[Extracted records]
********************

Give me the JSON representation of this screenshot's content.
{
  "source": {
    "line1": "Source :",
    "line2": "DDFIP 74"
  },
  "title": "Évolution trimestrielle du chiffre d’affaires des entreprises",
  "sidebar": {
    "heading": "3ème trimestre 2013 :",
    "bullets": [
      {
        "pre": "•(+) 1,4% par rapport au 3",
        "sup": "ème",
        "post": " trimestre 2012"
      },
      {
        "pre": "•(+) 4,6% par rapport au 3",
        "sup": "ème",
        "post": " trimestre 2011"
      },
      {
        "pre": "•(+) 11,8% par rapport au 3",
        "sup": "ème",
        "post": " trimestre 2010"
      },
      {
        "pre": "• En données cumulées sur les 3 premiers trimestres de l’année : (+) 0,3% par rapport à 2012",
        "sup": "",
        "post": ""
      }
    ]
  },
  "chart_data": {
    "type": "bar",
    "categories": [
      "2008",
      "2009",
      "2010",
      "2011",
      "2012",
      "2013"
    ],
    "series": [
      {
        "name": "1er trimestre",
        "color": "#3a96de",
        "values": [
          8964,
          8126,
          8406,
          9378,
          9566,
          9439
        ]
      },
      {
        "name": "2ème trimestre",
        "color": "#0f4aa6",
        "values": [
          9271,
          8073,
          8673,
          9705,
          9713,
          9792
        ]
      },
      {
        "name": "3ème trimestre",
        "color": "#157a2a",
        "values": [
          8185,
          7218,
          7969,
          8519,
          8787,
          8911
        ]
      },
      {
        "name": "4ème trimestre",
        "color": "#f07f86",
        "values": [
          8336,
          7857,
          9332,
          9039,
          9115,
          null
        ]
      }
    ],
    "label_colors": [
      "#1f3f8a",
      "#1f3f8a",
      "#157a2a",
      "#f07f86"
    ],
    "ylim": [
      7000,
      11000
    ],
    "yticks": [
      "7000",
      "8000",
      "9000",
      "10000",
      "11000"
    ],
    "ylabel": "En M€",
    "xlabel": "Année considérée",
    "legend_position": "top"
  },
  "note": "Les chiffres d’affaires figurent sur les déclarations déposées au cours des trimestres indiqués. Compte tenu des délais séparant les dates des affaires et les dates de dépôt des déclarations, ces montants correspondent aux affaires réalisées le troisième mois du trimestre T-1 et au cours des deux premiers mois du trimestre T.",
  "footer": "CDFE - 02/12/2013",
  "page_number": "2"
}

********************

• EXERCISE INSTRUCTIONS: Out of the material above, gather each line where "post" appears.

• OUTPUT:
        "post": " trimestre 2012"
        "post": " trimestre 2011"
        "post": " trimestre 2010"
        "post": ""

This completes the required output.